To do
Copy out each line of the data that includes the string "Zeitschrift".

[Document content entries]
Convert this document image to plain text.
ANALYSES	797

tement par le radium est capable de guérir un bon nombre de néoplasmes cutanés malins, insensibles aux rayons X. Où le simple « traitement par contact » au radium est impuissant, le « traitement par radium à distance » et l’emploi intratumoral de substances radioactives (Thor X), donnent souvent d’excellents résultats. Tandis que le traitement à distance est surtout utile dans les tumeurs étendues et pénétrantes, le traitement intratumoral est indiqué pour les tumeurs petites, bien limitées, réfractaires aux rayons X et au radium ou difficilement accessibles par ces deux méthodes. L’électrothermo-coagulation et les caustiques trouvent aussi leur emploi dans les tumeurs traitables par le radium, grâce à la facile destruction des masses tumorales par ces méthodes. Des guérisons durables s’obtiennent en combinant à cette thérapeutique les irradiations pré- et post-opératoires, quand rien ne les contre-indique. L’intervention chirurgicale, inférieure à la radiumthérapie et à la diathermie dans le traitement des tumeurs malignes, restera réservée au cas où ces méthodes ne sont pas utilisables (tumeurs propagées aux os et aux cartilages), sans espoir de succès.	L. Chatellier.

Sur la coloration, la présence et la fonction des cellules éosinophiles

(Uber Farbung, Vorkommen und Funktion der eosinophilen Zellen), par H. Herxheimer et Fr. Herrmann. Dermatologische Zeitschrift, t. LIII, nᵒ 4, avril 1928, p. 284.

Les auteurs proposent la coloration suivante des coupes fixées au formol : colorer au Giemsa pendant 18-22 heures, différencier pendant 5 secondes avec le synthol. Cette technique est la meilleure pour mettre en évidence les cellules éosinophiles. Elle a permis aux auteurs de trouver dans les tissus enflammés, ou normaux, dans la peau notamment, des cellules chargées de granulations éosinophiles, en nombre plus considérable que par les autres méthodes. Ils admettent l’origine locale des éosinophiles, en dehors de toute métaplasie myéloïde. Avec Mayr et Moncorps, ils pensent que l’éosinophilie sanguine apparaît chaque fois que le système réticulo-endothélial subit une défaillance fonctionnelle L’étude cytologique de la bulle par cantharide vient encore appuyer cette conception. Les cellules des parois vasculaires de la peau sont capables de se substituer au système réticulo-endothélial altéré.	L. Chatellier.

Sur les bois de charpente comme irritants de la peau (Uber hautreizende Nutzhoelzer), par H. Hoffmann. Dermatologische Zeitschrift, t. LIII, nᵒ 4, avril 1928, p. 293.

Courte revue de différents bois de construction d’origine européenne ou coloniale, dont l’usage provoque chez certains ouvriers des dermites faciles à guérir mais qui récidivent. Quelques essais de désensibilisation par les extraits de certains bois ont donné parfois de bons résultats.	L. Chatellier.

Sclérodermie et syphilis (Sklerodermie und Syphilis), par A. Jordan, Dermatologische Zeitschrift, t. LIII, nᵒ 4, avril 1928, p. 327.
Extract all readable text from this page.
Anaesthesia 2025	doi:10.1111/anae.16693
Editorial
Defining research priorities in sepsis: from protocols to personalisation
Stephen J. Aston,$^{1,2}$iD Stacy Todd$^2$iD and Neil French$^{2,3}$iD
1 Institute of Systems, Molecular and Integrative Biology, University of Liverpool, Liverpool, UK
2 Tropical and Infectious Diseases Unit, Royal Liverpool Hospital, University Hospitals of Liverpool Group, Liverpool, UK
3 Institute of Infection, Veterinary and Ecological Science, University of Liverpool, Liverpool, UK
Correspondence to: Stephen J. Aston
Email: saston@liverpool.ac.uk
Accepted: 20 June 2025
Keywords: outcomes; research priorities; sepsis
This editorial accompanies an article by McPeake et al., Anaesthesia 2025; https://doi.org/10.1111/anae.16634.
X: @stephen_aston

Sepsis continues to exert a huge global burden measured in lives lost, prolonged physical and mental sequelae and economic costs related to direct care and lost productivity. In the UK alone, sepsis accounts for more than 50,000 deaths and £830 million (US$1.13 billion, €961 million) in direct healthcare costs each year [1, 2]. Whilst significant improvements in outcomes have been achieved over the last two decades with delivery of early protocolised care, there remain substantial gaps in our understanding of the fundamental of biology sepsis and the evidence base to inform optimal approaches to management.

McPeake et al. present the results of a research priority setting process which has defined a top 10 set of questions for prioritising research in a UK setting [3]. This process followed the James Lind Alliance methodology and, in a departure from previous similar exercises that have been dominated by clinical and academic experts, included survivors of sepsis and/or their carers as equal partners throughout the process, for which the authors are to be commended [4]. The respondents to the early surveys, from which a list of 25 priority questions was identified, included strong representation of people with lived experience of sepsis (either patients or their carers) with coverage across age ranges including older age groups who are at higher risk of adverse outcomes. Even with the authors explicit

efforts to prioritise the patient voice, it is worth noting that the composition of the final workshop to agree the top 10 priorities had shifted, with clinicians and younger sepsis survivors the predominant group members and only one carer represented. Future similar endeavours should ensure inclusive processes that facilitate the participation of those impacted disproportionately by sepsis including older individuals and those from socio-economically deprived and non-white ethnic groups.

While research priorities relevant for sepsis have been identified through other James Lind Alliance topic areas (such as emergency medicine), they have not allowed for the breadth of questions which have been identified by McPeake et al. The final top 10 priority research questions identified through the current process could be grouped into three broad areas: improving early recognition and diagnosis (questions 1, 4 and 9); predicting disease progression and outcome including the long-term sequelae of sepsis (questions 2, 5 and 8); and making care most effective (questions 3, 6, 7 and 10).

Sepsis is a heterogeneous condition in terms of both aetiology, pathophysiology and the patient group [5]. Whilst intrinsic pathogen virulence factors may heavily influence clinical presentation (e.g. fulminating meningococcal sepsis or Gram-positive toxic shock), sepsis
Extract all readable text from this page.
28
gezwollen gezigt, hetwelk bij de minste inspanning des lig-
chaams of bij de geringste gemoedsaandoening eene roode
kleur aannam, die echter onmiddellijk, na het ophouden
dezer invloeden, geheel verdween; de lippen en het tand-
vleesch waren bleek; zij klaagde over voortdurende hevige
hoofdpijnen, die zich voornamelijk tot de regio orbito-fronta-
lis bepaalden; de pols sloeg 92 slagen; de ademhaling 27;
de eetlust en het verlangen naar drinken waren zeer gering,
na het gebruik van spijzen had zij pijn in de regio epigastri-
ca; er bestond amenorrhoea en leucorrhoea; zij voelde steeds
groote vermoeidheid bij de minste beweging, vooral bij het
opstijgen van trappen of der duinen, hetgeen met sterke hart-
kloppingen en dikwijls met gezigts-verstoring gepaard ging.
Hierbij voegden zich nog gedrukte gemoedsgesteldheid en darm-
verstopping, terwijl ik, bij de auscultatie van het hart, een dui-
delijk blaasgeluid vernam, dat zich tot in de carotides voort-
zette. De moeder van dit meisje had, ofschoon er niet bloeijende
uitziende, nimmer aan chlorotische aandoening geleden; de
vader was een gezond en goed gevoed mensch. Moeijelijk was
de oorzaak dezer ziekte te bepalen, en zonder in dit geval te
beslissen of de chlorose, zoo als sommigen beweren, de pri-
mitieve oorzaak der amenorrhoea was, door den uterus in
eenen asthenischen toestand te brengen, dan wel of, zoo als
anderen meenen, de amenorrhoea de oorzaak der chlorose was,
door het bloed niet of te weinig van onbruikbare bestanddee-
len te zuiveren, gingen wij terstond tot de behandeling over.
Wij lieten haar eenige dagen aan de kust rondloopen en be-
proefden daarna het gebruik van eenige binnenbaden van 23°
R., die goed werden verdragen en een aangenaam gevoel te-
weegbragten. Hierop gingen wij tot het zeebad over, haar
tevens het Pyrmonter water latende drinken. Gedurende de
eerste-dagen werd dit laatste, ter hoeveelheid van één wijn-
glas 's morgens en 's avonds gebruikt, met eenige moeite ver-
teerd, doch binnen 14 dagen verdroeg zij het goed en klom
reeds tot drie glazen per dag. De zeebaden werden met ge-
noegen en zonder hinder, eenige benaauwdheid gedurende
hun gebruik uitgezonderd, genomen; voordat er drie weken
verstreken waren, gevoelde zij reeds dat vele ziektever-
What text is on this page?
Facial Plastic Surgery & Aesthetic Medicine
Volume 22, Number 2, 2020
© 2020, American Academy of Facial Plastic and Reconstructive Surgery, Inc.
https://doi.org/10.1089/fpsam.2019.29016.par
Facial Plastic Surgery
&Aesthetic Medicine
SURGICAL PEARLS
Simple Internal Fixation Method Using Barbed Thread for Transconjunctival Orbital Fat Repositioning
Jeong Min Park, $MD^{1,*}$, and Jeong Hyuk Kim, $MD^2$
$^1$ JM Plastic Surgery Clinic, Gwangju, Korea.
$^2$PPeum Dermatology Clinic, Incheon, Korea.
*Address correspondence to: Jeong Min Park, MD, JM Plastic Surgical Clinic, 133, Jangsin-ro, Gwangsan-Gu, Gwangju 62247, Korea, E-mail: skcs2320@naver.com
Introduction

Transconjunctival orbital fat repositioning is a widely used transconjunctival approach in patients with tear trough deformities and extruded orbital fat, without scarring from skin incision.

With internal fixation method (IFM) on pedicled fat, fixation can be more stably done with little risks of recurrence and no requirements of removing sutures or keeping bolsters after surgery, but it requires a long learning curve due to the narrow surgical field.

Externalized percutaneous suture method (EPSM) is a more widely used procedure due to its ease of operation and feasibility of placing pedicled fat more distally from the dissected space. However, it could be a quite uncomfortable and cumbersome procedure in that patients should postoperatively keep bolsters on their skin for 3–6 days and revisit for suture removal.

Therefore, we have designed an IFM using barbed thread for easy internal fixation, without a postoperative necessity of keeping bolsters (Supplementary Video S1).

Exercise result
(Uber Farbung, Vorkommen und Funktion der eosinophilen Zellen), par H. Herxheimer et Fr. Herrmann. Dermatologische Zeitschrift, t. LIII, nᵒ 4, avril 1928, p. 284.
Sur les bois de charpente comme irritants de la peau (Uber hautreizende Nutzhoelzer), par H. Hoffmann. Dermatologische Zeitschrift, t. LIII, nᵒ 4, avril 1928, p. 293.
Sclérodermie et syphilis (Sklerodermie und Syphilis), par A. Jordan, Dermatologische Zeitschrift, t. LIII, nᵒ 4, avril 1928, p. 327.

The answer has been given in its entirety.